◆ **AIM OF THE TASK**: Below are entries to be transcribed exactly; exclude the pictures from the copy.

◆ **EXERCISE INPUTS**:
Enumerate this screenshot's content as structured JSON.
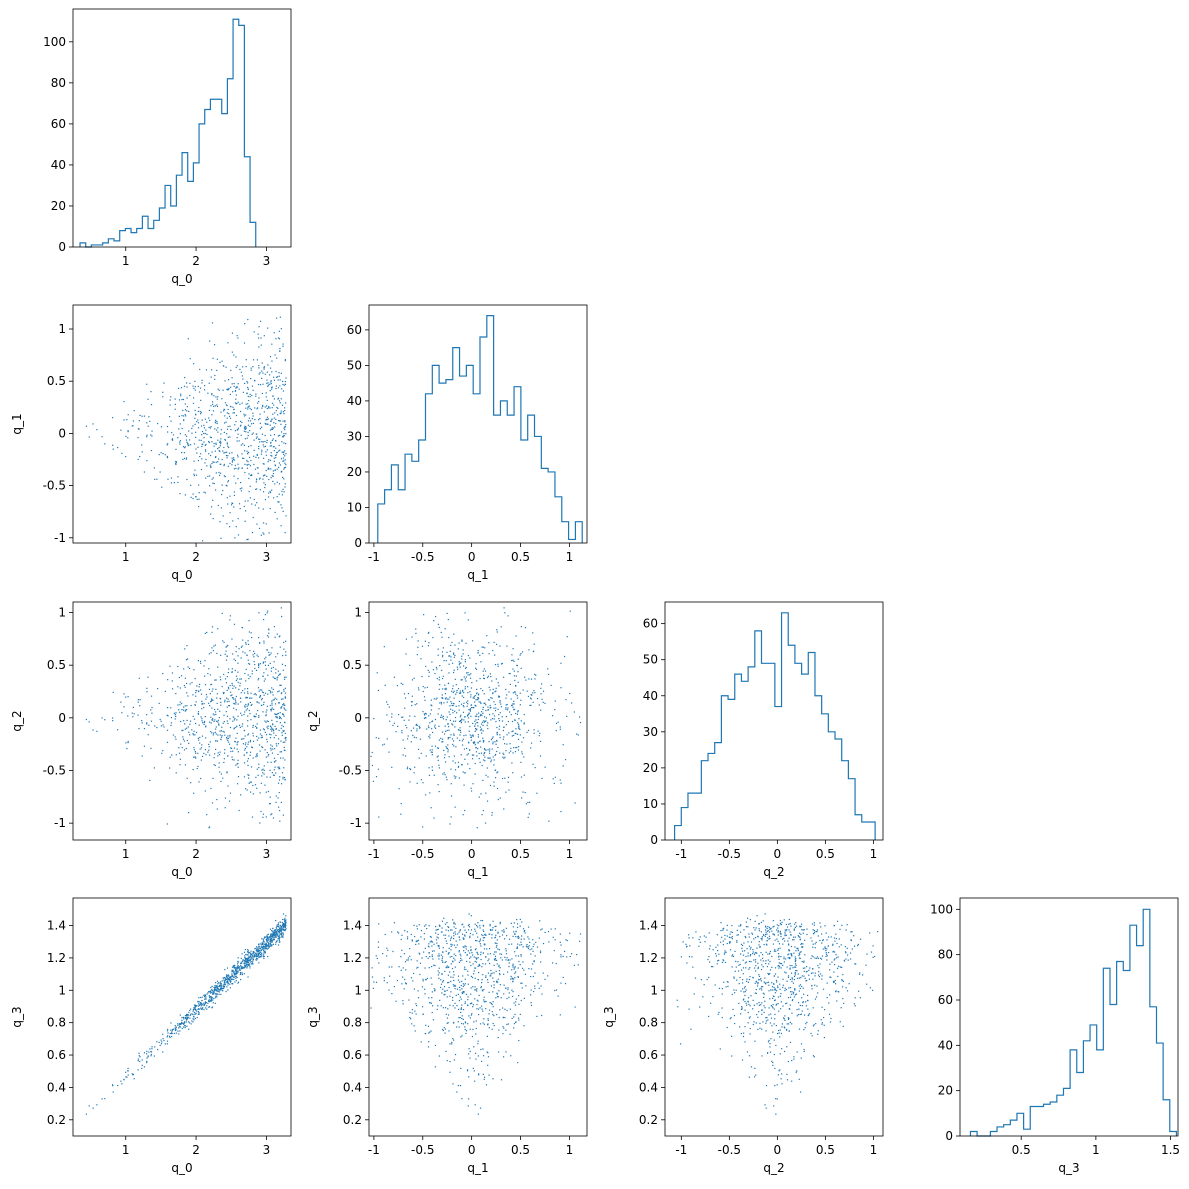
{
  "figure": {
    "series_color": "#1f77b4",
    "variables": [
      "q_0",
      "q_1",
      "q_2",
      "q_3"
    ]
  },
  "chart_data": [
    {
      "id": "hist-q0",
      "type": "histogram",
      "row": 0,
      "col": 0,
      "xlabel": "q_0",
      "ylabel": "",
      "xlim": [
        0.25,
        3.35
      ],
      "ylim": [
        0,
        116
      ],
      "xticks": [
        1,
        2,
        3
      ],
      "yticks": [
        0,
        20,
        40,
        60,
        80,
        100
      ],
      "bin_start": 0.35,
      "bin_width": 0.0806,
      "counts": [
        2,
        0,
        1,
        1,
        2,
        4,
        3,
        8,
        9,
        7,
        9,
        15,
        9,
        13,
        19,
        30,
        20,
        35,
        46,
        32,
        41,
        60,
        67,
        72,
        72,
        65,
        82,
        111,
        108,
        44,
        12
      ]
    },
    {
      "id": "scatter-q0-q1",
      "type": "scatter",
      "row": 1,
      "col": 0,
      "xlabel": "q_0",
      "ylabel": "q_1",
      "xlim": [
        0.25,
        3.35
      ],
      "ylim": [
        -1.05,
        1.23
      ],
      "xticks": [
        1,
        2,
        3
      ],
      "yticks": [
        -1.0,
        -0.5,
        0.0,
        0.5,
        1.0
      ]
    },
    {
      "id": "hist-q1",
      "type": "histogram",
      "row": 1,
      "col": 1,
      "xlabel": "q_1",
      "ylabel": "",
      "xlim": [
        -1.05,
        1.18
      ],
      "ylim": [
        0,
        67
      ],
      "xticks": [
        -1.0,
        -0.5,
        0.0,
        0.5,
        1.0
      ],
      "yticks": [
        0,
        10,
        20,
        30,
        40,
        50,
        60
      ],
      "bin_start": -0.96,
      "bin_width": 0.0697,
      "counts": [
        11,
        15,
        22,
        15,
        25,
        23,
        29,
        42,
        50,
        45,
        46,
        55,
        47,
        50,
        42,
        58,
        64,
        36,
        40,
        36,
        44,
        29,
        36,
        30,
        21,
        20,
        13,
        6,
        1,
        6
      ]
    },
    {
      "id": "scatter-q0-q2",
      "type": "scatter",
      "row": 2,
      "col": 0,
      "xlabel": "q_0",
      "ylabel": "q_2",
      "xlim": [
        0.25,
        3.35
      ],
      "ylim": [
        -1.16,
        1.1
      ],
      "xticks": [
        1,
        2,
        3
      ],
      "yticks": [
        -1.0,
        -0.5,
        0.0,
        0.5,
        1.0
      ]
    },
    {
      "id": "scatter-q1-q2",
      "type": "scatter",
      "row": 2,
      "col": 1,
      "xlabel": "q_1",
      "ylabel": "q_2",
      "xlim": [
        -1.05,
        1.18
      ],
      "ylim": [
        -1.16,
        1.1
      ],
      "xticks": [
        -1.0,
        -0.5,
        0.0,
        0.5,
        1.0
      ],
      "yticks": [
        -1.0,
        -0.5,
        0.0,
        0.5,
        1.0
      ]
    },
    {
      "id": "hist-q2",
      "type": "histogram",
      "row": 2,
      "col": 2,
      "xlabel": "q_2",
      "ylabel": "",
      "xlim": [
        -1.17,
        1.1
      ],
      "ylim": [
        0,
        66
      ],
      "xticks": [
        -1.0,
        -0.5,
        0.0,
        0.5,
        1.0
      ],
      "yticks": [
        0,
        10,
        20,
        30,
        40,
        50,
        60
      ],
      "bin_start": -1.07,
      "bin_width": 0.0696,
      "counts": [
        4,
        9,
        13,
        13,
        22,
        24,
        27,
        40,
        39,
        46,
        44,
        48,
        58,
        49,
        49,
        37,
        63,
        54,
        49,
        46,
        52,
        40,
        35,
        30,
        28,
        22,
        17,
        7,
        5,
        5
      ]
    },
    {
      "id": "scatter-q0-q3",
      "type": "scatter",
      "row": 3,
      "col": 0,
      "xlabel": "q_0",
      "ylabel": "q_3",
      "xlim": [
        0.25,
        3.35
      ],
      "ylim": [
        0.1,
        1.57
      ],
      "xticks": [
        1,
        2,
        3
      ],
      "yticks": [
        0.2,
        0.4,
        0.6,
        0.8,
        1.0,
        1.2,
        1.4
      ]
    },
    {
      "id": "scatter-q1-q3",
      "type": "scatter",
      "row": 3,
      "col": 1,
      "xlabel": "q_1",
      "ylabel": "q_3",
      "xlim": [
        -1.05,
        1.18
      ],
      "ylim": [
        0.1,
        1.57
      ],
      "xticks": [
        -1.0,
        -0.5,
        0.0,
        0.5,
        1.0
      ],
      "yticks": [
        0.2,
        0.4,
        0.6,
        0.8,
        1.0,
        1.2,
        1.4
      ]
    },
    {
      "id": "scatter-q2-q3",
      "type": "scatter",
      "row": 3,
      "col": 2,
      "xlabel": "q_2",
      "ylabel": "q_3",
      "xlim": [
        -1.17,
        1.1
      ],
      "ylim": [
        0.1,
        1.57
      ],
      "xticks": [
        -1.0,
        -0.5,
        0.0,
        0.5,
        1.0
      ],
      "yticks": [
        0.2,
        0.4,
        0.6,
        0.8,
        1.0,
        1.2,
        1.4
      ]
    },
    {
      "id": "hist-q3",
      "type": "histogram",
      "row": 3,
      "col": 3,
      "xlabel": "q_3",
      "ylabel": "",
      "xlim": [
        0.09,
        1.55
      ],
      "ylim": [
        0,
        105
      ],
      "xticks": [
        0.5,
        1.0,
        1.5
      ],
      "yticks": [
        0,
        20,
        40,
        60,
        80,
        100
      ],
      "bin_start": 0.16,
      "bin_width": 0.0445,
      "counts": [
        2,
        0,
        0,
        2,
        4,
        5,
        7,
        10,
        3,
        13,
        13,
        14,
        15,
        18,
        21,
        38,
        28,
        42,
        49,
        38,
        74,
        58,
        77,
        73,
        93,
        84,
        100,
        57,
        41,
        16,
        2
      ]
    }
  ]
}
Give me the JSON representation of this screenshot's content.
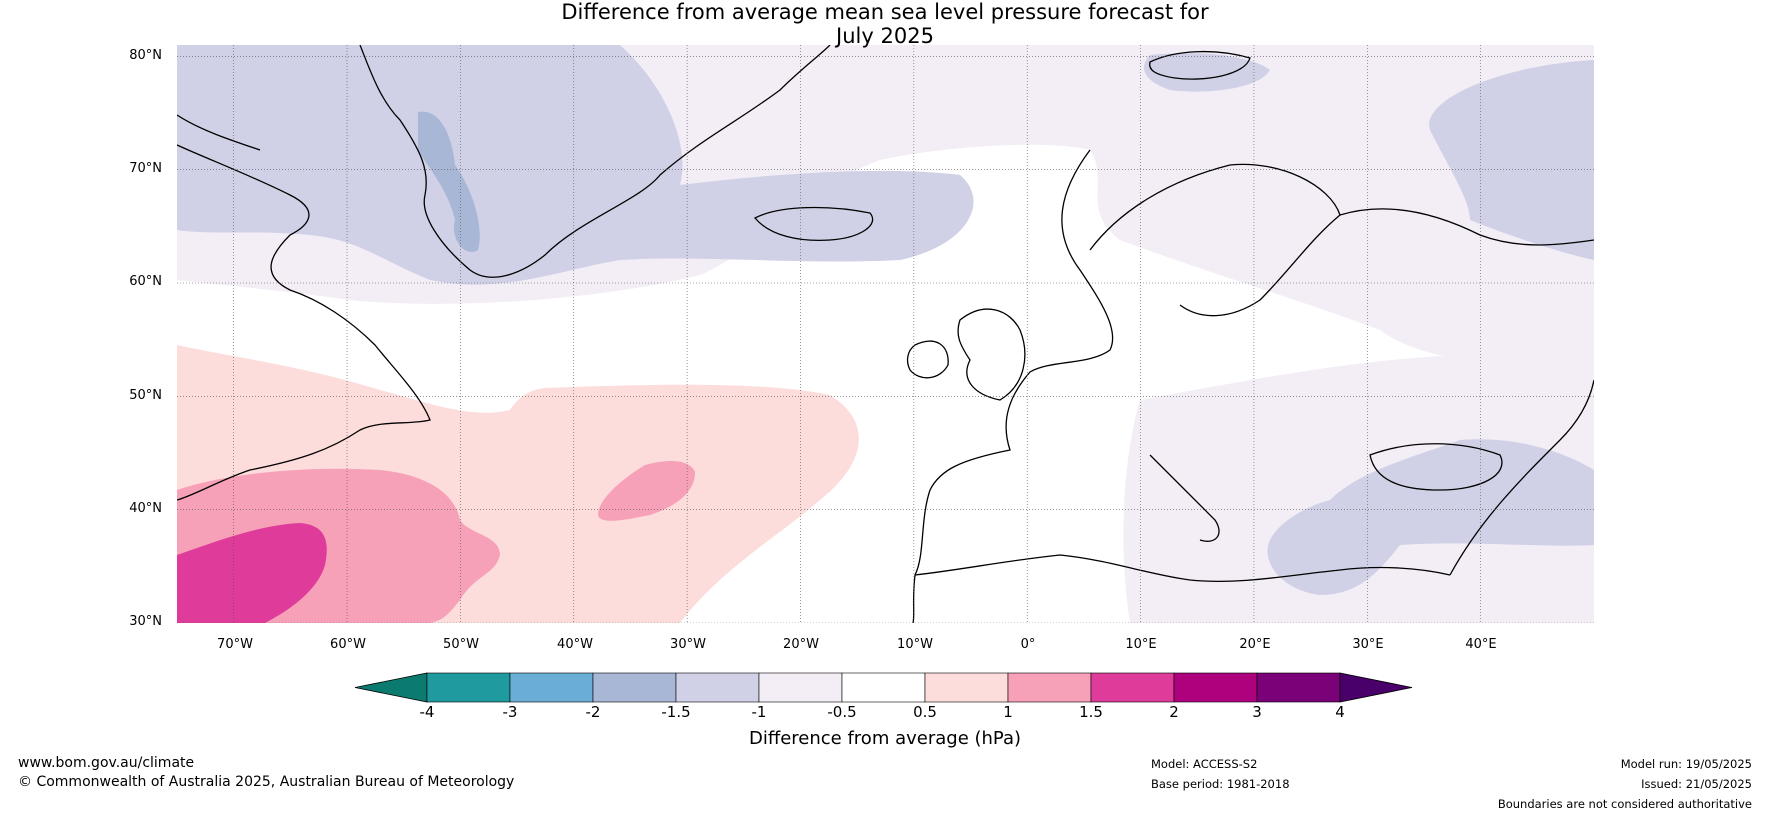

◆ **WRITTEN ANSWER**:
Enumerate this screenshot's content as structured JSON.
{
  "figure": {
    "series_color": "#1f77b4",
    "variables": [
      "q_0",
      "q_1",
      "q_2",
      "q_3"
    ]
  },
  "chart_data": [
    {
      "id": "hist-q0",
      "type": "histogram",
      "row": 0,
      "col": 0,
      "xlabel": "q_0",
      "ylabel": "",
      "xlim": [
        0.25,
        3.35
      ],
      "ylim": [
        0,
        116
      ],
      "xticks": [
        1,
        2,
        3
      ],
      "yticks": [
        0,
        20,
        40,
        60,
        80,
        100
      ],
      "bin_start": 0.35,
      "bin_width": 0.0806,
      "counts": [
        2,
        0,
        1,
        1,
        2,
        4,
        3,
        8,
        9,
        7,
        9,
        15,
        9,
        13,
        19,
        30,
        20,
        35,
        46,
        32,
        41,
        60,
        67,
        72,
        72,
        65,
        82,
        111,
        108,
        44,
        12
      ]
    },
    {
      "id": "scatter-q0-q1",
      "type": "scatter",
      "row": 1,
      "col": 0,
      "xlabel": "q_0",
      "ylabel": "q_1",
      "xlim": [
        0.25,
        3.35
      ],
      "ylim": [
        -1.05,
        1.23
      ],
      "xticks": [
        1,
        2,
        3
      ],
      "yticks": [
        -1.0,
        -0.5,
        0.0,
        0.5,
        1.0
      ]
    },
    {
      "id": "hist-q1",
      "type": "histogram",
      "row": 1,
      "col": 1,
      "xlabel": "q_1",
      "ylabel": "",
      "xlim": [
        -1.05,
        1.18
      ],
      "ylim": [
        0,
        67
      ],
      "xticks": [
        -1.0,
        -0.5,
        0.0,
        0.5,
        1.0
      ],
      "yticks": [
        0,
        10,
        20,
        30,
        40,
        50,
        60
      ],
      "bin_start": -0.96,
      "bin_width": 0.0697,
      "counts": [
        11,
        15,
        22,
        15,
        25,
        23,
        29,
        42,
        50,
        45,
        46,
        55,
        47,
        50,
        42,
        58,
        64,
        36,
        40,
        36,
        44,
        29,
        36,
        30,
        21,
        20,
        13,
        6,
        1,
        6
      ]
    },
    {
      "id": "scatter-q0-q2",
      "type": "scatter",
      "row": 2,
      "col": 0,
      "xlabel": "q_0",
      "ylabel": "q_2",
      "xlim": [
        0.25,
        3.35
      ],
      "ylim": [
        -1.16,
        1.1
      ],
      "xticks": [
        1,
        2,
        3
      ],
      "yticks": [
        -1.0,
        -0.5,
        0.0,
        0.5,
        1.0
      ]
    },
    {
      "id": "scatter-q1-q2",
      "type": "scatter",
      "row": 2,
      "col": 1,
      "xlabel": "q_1",
      "ylabel": "q_2",
      "xlim": [
        -1.05,
        1.18
      ],
      "ylim": [
        -1.16,
        1.1
      ],
      "xticks": [
        -1.0,
        -0.5,
        0.0,
        0.5,
        1.0
      ],
      "yticks": [
        -1.0,
        -0.5,
        0.0,
        0.5,
        1.0
      ]
    },
    {
      "id": "hist-q2",
      "type": "histogram",
      "row": 2,
      "col": 2,
      "xlabel": "q_2",
      "ylabel": "",
      "xlim": [
        -1.17,
        1.1
      ],
      "ylim": [
        0,
        66
      ],
      "xticks": [
        -1.0,
        -0.5,
        0.0,
        0.5,
        1.0
      ],
      "yticks": [
        0,
        10,
        20,
        30,
        40,
        50,
        60
      ],
      "bin_start": -1.07,
      "bin_width": 0.0696,
      "counts": [
        4,
        9,
        13,
        13,
        22,
        24,
        27,
        40,
        39,
        46,
        44,
        48,
        58,
        49,
        49,
        37,
        63,
        54,
        49,
        46,
        52,
        40,
        35,
        30,
        28,
        22,
        17,
        7,
        5,
        5
      ]
    },
    {
      "id": "scatter-q0-q3",
      "type": "scatter",
      "row": 3,
      "col": 0,
      "xlabel": "q_0",
      "ylabel": "q_3",
      "xlim": [
        0.25,
        3.35
      ],
      "ylim": [
        0.1,
        1.57
      ],
      "xticks": [
        1,
        2,
        3
      ],
      "yticks": [
        0.2,
        0.4,
        0.6,
        0.8,
        1.0,
        1.2,
        1.4
      ]
    },
    {
      "id": "scatter-q1-q3",
      "type": "scatter",
      "row": 3,
      "col": 1,
      "xlabel": "q_1",
      "ylabel": "q_3",
      "xlim": [
        -1.05,
        1.18
      ],
      "ylim": [
        0.1,
        1.57
      ],
      "xticks": [
        -1.0,
        -0.5,
        0.0,
        0.5,
        1.0
      ],
      "yticks": [
        0.2,
        0.4,
        0.6,
        0.8,
        1.0,
        1.2,
        1.4
      ]
    },
    {
      "id": "scatter-q2-q3",
      "type": "scatter",
      "row": 3,
      "col": 2,
      "xlabel": "q_2",
      "ylabel": "q_3",
      "xlim": [
        -1.17,
        1.1
      ],
      "ylim": [
        0.1,
        1.57
      ],
      "xticks": [
        -1.0,
        -0.5,
        0.0,
        0.5,
        1.0
      ],
      "yticks": [
        0.2,
        0.4,
        0.6,
        0.8,
        1.0,
        1.2,
        1.4
      ]
    },
    {
      "id": "hist-q3",
      "type": "histogram",
      "row": 3,
      "col": 3,
      "xlabel": "q_3",
      "ylabel": "",
      "xlim": [
        0.09,
        1.55
      ],
      "ylim": [
        0,
        105
      ],
      "xticks": [
        0.5,
        1.0,
        1.5
      ],
      "yticks": [
        0,
        20,
        40,
        60,
        80,
        100
      ],
      "bin_start": 0.16,
      "bin_width": 0.0445,
      "counts": [
        2,
        0,
        0,
        2,
        4,
        5,
        7,
        10,
        3,
        13,
        13,
        14,
        15,
        18,
        21,
        38,
        28,
        42,
        49,
        38,
        74,
        58,
        77,
        73,
        93,
        84,
        100,
        57,
        41,
        16,
        2
      ]
    }
  ]
}
Give me the JSON representation of this screenshot's content.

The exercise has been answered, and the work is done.